[Items from a figure collection]
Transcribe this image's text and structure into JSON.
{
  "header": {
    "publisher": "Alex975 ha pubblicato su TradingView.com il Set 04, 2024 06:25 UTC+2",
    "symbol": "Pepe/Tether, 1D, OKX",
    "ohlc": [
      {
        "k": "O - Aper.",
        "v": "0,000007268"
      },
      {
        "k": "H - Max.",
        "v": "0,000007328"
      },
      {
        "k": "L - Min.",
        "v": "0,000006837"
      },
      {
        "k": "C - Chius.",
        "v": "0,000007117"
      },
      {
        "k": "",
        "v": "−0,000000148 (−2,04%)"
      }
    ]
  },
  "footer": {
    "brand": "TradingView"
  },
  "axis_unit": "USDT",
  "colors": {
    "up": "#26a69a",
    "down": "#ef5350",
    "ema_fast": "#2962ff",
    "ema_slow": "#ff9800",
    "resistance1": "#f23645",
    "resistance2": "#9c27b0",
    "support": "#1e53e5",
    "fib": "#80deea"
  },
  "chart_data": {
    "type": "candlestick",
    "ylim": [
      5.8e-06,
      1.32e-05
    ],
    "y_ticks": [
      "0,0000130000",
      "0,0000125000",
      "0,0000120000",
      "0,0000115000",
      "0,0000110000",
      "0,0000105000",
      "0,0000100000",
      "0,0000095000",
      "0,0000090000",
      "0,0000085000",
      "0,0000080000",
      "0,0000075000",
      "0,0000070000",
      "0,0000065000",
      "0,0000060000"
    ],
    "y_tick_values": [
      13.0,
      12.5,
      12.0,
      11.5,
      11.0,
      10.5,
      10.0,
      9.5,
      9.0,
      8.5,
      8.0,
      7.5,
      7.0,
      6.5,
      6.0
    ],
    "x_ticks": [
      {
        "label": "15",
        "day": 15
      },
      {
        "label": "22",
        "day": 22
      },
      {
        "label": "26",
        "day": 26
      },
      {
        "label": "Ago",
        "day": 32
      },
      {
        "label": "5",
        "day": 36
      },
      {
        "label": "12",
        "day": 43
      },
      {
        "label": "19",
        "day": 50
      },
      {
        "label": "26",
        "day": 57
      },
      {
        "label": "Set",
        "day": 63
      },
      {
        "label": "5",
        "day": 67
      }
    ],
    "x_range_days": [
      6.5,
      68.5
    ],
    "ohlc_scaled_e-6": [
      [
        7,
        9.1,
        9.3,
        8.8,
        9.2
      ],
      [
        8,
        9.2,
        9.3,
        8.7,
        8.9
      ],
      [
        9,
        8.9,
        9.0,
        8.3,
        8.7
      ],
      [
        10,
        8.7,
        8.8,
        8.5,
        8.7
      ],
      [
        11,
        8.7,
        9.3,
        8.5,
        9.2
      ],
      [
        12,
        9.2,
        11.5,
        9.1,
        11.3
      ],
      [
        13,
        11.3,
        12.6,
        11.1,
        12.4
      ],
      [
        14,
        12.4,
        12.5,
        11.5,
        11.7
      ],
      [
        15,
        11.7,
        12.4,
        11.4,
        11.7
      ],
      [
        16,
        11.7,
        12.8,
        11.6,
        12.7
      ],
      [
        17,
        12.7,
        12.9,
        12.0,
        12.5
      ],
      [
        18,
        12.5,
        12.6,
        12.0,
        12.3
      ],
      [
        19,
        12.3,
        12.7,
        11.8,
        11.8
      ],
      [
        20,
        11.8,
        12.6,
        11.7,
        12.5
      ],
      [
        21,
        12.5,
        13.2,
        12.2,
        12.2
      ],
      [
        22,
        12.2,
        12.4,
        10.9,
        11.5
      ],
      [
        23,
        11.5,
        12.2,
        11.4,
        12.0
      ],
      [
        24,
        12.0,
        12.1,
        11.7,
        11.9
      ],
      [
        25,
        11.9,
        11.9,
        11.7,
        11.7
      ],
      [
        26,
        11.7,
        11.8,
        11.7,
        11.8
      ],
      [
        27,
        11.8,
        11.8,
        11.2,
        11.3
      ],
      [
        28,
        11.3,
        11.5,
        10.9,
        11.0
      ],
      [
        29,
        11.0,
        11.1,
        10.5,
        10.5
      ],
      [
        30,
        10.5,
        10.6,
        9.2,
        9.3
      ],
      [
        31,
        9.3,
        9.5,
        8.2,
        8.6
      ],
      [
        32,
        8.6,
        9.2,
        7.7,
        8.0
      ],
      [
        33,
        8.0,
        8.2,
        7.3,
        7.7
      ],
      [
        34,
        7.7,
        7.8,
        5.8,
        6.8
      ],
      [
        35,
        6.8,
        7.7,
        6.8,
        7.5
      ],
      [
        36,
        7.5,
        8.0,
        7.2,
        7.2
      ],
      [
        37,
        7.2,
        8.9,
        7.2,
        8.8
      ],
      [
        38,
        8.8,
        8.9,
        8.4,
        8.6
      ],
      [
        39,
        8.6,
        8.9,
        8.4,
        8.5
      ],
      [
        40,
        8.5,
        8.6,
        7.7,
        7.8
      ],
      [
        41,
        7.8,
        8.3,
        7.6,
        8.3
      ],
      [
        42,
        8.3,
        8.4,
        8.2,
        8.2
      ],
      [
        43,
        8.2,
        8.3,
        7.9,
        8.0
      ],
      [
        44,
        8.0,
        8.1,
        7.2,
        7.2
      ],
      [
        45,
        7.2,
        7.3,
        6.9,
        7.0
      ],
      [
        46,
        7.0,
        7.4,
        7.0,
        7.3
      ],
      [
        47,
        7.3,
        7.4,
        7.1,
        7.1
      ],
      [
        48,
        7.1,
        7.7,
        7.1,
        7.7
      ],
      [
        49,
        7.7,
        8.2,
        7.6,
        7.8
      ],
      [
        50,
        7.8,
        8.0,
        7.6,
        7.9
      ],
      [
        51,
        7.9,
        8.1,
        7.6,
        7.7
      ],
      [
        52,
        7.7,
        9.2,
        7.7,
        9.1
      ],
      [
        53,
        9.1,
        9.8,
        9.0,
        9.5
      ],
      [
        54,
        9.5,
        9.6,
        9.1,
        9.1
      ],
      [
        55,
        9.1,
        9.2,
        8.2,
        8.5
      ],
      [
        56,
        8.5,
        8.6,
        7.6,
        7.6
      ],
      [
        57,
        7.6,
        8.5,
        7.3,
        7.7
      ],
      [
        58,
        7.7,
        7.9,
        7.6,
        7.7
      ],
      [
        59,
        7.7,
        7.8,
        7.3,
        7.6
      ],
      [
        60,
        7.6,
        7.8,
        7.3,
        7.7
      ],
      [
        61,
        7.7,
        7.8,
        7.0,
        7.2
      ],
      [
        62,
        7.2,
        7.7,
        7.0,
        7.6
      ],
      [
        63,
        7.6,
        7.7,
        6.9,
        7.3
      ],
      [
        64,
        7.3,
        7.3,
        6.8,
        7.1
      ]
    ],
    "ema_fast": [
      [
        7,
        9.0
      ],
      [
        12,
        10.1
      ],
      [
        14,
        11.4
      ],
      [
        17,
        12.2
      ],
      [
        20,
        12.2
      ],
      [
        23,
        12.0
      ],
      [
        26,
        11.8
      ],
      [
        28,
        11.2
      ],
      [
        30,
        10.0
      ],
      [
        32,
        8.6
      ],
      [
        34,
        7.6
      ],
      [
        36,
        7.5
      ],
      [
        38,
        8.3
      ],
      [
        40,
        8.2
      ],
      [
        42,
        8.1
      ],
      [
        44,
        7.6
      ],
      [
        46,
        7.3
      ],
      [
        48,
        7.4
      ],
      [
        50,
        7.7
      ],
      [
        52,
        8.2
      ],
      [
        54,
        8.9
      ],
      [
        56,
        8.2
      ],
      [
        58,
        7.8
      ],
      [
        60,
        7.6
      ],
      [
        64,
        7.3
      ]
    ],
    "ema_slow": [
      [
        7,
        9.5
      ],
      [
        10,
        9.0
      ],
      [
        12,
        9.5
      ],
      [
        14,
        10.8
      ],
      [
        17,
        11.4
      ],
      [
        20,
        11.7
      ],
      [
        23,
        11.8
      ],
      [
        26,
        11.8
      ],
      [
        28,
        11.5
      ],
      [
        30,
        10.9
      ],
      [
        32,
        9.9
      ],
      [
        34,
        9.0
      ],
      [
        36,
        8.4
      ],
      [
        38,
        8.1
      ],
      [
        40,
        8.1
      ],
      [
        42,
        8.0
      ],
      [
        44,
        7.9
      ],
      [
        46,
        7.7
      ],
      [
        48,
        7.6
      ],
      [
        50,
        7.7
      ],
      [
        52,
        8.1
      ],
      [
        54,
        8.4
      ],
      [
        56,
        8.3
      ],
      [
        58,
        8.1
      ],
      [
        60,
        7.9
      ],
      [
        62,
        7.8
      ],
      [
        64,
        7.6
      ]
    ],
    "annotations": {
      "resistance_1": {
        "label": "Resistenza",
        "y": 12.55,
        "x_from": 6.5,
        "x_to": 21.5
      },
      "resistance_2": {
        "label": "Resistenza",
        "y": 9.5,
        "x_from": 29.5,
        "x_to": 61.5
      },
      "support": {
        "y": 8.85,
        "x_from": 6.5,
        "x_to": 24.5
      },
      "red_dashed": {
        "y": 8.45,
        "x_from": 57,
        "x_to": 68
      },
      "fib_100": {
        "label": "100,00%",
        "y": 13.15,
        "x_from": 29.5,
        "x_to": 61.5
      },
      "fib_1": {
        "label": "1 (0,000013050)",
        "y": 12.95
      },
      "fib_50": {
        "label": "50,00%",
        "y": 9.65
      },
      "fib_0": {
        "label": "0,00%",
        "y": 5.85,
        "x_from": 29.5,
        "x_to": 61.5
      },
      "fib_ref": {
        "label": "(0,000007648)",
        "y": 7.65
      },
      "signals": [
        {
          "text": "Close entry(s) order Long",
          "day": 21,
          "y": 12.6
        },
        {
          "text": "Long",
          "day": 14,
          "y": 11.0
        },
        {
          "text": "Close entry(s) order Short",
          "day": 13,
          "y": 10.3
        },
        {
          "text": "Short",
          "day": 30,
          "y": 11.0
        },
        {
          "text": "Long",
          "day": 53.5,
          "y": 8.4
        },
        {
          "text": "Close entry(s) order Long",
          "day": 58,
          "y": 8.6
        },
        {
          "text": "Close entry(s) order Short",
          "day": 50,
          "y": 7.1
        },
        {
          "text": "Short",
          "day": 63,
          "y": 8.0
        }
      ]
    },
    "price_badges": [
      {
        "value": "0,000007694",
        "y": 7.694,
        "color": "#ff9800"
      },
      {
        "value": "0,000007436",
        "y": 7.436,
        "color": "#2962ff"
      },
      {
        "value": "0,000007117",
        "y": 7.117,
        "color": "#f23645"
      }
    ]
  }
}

WHAT YOU ARE ASKED TO DO
Show each line of the listing that holds the string "TradingView".

CORRECT RESPONSE
    "publisher": "Alex975 ha pubblicato su TradingView.com il Set 04, 2024 06:25 UTC+2",
    "brand": "TradingView"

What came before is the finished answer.